## Start RECORD EXCERPTS

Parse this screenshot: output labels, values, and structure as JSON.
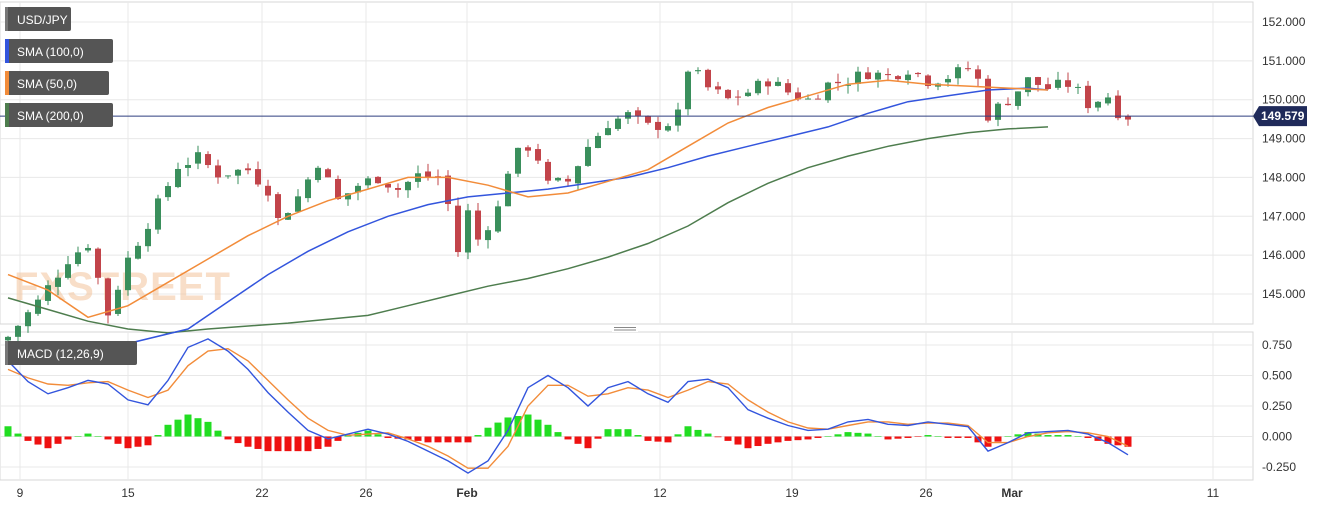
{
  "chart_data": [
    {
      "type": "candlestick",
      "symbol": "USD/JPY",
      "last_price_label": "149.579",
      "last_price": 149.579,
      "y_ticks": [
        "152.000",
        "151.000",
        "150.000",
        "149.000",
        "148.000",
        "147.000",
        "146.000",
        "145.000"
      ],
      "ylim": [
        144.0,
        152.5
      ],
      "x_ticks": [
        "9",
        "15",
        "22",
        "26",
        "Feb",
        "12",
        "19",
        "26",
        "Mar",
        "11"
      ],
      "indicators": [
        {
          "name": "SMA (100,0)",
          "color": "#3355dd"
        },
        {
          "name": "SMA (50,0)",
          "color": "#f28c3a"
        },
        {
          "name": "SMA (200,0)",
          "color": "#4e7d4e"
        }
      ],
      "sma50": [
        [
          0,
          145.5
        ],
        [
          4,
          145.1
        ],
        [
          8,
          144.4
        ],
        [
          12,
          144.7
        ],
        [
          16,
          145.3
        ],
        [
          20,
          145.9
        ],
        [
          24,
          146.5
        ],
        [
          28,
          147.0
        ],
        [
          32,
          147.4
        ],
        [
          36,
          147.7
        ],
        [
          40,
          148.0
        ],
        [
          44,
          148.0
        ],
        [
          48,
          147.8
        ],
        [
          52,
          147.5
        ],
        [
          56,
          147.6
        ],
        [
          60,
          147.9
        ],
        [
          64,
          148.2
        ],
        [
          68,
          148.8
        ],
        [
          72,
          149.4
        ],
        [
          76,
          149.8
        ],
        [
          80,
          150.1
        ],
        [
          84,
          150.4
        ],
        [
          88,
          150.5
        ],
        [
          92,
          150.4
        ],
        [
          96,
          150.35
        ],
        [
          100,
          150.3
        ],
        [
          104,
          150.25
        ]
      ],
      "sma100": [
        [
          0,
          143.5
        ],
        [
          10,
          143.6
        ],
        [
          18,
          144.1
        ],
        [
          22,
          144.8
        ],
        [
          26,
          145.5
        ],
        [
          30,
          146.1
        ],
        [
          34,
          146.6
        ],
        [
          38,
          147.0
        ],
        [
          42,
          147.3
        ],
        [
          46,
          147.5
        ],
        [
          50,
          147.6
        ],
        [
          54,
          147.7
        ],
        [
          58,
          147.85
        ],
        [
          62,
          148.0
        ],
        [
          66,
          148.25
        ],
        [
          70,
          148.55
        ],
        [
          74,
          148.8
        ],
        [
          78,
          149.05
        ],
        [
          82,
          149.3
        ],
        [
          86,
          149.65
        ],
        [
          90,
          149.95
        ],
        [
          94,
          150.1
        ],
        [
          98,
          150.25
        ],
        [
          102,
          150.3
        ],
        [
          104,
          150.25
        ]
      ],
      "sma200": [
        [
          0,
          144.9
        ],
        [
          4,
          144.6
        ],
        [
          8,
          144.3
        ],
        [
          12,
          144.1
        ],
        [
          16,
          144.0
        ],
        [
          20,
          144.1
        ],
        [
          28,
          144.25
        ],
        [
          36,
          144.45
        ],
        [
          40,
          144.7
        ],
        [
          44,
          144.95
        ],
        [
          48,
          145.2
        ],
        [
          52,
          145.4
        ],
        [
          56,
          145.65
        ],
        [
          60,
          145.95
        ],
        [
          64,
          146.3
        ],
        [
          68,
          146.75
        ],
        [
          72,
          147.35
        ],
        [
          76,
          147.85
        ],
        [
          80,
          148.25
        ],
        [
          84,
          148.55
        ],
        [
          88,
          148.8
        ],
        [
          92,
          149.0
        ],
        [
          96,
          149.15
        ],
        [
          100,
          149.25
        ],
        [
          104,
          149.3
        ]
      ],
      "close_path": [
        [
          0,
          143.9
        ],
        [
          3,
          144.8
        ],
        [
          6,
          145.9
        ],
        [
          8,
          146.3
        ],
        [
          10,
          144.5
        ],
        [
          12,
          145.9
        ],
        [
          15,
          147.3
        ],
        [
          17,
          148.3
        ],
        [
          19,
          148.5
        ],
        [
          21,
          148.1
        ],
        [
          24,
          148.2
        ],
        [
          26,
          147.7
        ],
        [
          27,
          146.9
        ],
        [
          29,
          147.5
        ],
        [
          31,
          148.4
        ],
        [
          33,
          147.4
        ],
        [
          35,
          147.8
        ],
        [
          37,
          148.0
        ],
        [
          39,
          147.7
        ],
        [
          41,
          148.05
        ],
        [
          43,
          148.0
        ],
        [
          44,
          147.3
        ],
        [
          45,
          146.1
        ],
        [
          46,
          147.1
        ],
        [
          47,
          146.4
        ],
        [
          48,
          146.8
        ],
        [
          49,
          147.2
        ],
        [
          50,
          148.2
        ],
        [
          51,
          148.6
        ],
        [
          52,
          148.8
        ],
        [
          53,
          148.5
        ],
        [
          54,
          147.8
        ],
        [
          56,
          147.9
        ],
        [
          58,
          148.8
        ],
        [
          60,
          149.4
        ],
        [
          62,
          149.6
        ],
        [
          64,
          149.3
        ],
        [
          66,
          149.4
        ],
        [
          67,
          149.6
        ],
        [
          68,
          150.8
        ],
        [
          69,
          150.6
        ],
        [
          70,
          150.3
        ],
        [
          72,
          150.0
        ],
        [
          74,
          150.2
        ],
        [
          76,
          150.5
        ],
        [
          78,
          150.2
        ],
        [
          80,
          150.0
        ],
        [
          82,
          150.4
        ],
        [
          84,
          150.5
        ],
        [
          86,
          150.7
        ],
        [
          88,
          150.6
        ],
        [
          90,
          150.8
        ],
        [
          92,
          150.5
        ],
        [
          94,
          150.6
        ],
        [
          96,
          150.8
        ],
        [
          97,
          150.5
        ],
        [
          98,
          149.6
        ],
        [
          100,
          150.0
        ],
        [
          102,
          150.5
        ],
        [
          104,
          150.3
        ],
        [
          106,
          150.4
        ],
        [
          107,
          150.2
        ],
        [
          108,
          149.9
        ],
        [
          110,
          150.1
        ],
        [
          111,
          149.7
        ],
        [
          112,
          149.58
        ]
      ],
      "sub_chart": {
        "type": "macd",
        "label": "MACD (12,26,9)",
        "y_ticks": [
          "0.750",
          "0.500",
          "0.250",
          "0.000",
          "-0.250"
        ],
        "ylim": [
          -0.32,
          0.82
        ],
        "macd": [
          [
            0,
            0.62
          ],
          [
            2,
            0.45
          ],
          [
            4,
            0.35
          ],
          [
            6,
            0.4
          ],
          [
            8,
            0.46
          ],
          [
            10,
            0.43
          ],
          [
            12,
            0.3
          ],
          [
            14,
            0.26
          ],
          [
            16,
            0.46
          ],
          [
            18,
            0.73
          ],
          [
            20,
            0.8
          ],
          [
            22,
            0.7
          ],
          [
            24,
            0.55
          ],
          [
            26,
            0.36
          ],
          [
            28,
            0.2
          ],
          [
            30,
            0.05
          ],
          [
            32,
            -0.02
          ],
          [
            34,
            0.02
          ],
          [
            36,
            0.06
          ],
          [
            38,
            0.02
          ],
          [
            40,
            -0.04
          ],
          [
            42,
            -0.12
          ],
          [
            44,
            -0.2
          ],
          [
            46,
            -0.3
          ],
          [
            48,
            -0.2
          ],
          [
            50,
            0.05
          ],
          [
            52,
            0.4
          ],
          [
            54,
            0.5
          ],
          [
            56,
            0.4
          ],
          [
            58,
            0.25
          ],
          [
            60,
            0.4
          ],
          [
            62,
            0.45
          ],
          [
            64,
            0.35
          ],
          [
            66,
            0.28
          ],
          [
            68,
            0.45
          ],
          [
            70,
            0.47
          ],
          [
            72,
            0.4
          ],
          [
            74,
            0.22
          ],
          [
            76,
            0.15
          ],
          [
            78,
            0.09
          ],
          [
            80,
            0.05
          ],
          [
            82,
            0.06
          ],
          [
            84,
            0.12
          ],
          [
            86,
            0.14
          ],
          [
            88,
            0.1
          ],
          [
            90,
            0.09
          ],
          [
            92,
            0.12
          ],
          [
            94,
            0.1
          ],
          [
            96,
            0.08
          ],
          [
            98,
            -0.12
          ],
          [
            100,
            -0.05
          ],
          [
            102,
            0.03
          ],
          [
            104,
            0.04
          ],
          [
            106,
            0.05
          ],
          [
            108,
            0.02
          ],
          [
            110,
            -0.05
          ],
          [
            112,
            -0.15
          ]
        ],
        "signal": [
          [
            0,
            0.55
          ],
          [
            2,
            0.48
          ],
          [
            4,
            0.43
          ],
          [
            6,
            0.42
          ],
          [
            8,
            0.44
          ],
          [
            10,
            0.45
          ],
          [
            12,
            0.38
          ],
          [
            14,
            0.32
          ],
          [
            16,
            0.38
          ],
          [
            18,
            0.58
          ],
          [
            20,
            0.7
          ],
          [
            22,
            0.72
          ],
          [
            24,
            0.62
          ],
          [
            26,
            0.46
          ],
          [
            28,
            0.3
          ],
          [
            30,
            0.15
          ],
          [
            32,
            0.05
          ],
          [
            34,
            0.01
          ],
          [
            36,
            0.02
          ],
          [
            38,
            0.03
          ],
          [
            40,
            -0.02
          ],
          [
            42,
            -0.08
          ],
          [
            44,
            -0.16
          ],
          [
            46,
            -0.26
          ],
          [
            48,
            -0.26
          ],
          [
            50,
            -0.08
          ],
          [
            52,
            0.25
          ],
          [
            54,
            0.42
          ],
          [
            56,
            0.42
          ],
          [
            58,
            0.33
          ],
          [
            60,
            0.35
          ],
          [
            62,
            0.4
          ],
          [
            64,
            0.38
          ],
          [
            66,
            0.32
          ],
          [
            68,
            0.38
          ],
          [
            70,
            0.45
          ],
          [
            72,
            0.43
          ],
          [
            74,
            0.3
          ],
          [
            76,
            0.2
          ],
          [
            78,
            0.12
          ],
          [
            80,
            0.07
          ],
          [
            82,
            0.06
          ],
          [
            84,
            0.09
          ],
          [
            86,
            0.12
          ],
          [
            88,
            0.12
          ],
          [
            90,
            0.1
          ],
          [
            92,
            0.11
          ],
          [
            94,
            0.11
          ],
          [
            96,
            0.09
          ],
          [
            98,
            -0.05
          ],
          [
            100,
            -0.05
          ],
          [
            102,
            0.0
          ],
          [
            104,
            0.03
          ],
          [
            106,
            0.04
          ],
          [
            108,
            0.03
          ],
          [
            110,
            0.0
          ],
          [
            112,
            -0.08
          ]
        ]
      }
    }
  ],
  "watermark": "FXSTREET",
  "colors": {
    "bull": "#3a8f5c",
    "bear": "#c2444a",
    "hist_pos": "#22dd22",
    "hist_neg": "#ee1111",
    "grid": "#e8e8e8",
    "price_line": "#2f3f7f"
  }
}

## End RECORD EXCERPTS
## Start RECORD EXCERPTS

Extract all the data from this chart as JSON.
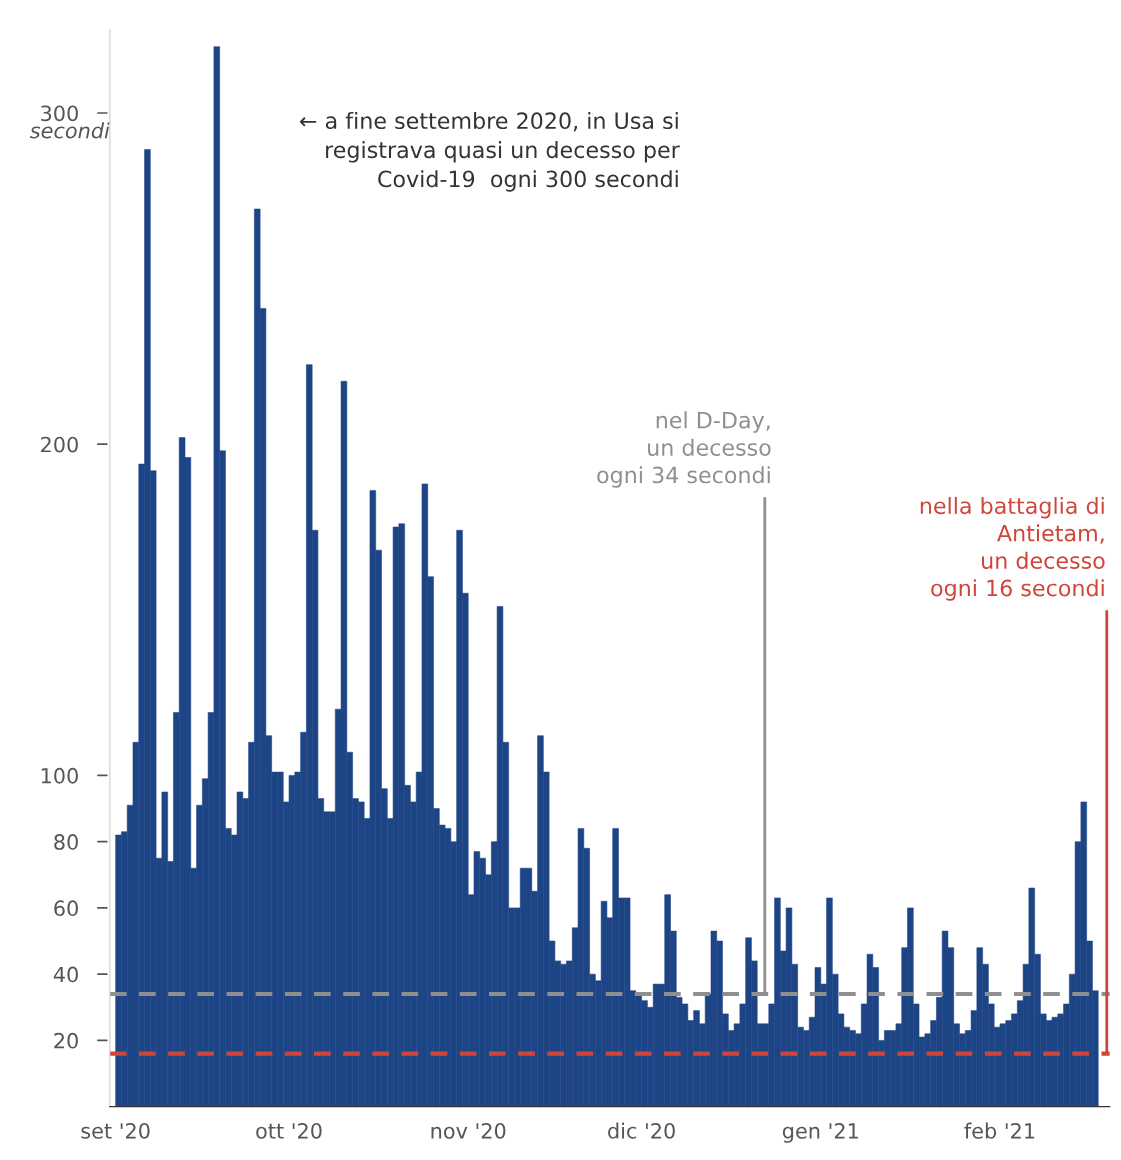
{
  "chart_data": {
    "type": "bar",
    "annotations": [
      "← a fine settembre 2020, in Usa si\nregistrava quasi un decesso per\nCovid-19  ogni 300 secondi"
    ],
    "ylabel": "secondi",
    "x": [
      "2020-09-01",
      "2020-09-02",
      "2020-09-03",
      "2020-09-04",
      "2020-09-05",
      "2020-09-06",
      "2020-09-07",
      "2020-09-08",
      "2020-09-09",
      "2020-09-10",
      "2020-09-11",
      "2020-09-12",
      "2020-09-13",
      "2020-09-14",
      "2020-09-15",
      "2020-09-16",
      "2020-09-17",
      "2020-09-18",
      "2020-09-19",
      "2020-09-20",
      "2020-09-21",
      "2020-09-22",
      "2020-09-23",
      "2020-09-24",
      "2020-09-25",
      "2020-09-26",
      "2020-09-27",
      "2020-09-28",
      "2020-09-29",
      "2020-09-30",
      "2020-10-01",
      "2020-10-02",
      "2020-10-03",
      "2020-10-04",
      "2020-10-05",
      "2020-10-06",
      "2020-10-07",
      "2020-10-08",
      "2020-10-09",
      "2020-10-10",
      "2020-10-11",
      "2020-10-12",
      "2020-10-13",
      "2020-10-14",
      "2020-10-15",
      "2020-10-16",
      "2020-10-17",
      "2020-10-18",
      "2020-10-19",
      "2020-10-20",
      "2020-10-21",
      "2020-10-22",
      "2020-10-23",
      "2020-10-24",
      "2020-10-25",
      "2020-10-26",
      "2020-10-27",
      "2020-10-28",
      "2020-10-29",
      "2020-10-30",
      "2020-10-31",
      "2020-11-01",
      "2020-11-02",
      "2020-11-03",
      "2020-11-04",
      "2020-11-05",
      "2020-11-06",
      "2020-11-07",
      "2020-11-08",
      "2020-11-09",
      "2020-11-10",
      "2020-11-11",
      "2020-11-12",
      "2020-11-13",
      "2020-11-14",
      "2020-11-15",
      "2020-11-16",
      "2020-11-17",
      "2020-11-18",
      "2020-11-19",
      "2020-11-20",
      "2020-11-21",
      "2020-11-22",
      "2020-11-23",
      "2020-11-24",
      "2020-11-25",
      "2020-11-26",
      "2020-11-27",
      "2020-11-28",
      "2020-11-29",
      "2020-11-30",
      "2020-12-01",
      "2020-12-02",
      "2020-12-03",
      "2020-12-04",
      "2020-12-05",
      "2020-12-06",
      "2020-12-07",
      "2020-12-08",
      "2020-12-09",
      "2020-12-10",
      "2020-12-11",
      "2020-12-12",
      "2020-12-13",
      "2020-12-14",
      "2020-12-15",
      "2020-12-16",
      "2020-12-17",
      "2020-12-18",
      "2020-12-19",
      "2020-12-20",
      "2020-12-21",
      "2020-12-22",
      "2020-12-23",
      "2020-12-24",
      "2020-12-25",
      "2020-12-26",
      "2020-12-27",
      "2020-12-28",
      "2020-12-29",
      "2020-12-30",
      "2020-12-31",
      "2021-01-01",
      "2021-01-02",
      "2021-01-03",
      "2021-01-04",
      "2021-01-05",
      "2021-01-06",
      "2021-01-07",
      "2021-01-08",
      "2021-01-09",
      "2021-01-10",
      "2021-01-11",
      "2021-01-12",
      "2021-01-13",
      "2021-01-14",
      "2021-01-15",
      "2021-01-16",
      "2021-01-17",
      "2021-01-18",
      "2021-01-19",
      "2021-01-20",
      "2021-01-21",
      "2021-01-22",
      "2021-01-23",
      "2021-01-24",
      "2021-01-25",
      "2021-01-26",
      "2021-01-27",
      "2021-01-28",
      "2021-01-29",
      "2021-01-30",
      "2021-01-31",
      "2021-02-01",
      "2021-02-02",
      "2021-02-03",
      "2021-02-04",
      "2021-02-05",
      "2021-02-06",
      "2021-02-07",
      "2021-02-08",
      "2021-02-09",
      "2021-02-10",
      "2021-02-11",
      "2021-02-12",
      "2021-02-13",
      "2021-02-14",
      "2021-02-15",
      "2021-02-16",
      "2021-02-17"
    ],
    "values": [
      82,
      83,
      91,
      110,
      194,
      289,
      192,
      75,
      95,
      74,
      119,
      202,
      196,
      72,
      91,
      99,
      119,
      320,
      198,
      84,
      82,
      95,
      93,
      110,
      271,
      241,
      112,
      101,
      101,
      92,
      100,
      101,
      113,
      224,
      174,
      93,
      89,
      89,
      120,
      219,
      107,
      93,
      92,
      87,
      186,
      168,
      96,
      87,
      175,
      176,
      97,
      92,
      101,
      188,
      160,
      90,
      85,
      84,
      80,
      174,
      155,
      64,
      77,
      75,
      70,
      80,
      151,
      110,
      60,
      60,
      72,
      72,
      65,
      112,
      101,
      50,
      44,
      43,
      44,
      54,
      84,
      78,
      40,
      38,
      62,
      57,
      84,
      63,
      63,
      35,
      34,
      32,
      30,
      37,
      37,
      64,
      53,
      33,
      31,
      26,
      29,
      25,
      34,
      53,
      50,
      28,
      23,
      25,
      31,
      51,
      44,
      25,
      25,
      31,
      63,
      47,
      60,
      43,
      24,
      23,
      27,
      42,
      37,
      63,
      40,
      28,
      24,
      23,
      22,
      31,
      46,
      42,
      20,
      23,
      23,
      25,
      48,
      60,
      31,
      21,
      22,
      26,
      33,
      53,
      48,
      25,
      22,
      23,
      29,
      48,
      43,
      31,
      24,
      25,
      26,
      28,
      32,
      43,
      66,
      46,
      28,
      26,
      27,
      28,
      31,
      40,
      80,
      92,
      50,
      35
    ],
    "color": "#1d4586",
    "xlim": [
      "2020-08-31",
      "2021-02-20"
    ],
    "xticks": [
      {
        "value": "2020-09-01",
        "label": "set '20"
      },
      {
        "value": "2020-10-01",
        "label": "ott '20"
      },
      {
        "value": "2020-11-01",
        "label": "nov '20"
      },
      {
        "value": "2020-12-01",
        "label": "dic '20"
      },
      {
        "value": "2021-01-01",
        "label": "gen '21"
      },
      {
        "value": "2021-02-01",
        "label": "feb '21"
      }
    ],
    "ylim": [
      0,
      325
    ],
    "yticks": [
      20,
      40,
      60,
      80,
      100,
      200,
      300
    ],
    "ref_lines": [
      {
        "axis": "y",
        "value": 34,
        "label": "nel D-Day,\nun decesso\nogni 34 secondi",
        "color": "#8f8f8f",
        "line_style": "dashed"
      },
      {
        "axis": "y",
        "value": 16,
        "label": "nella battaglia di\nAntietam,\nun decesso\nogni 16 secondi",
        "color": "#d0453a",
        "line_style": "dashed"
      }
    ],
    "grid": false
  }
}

## End RECORD EXCERPTS

● **TASK TO COMPLETE**: Scan the records above for the string "type", then report every line that contains it.

● **TASK RESULT**:
      "type": "candlestick",
        "type": "macd",
    "type": "bar",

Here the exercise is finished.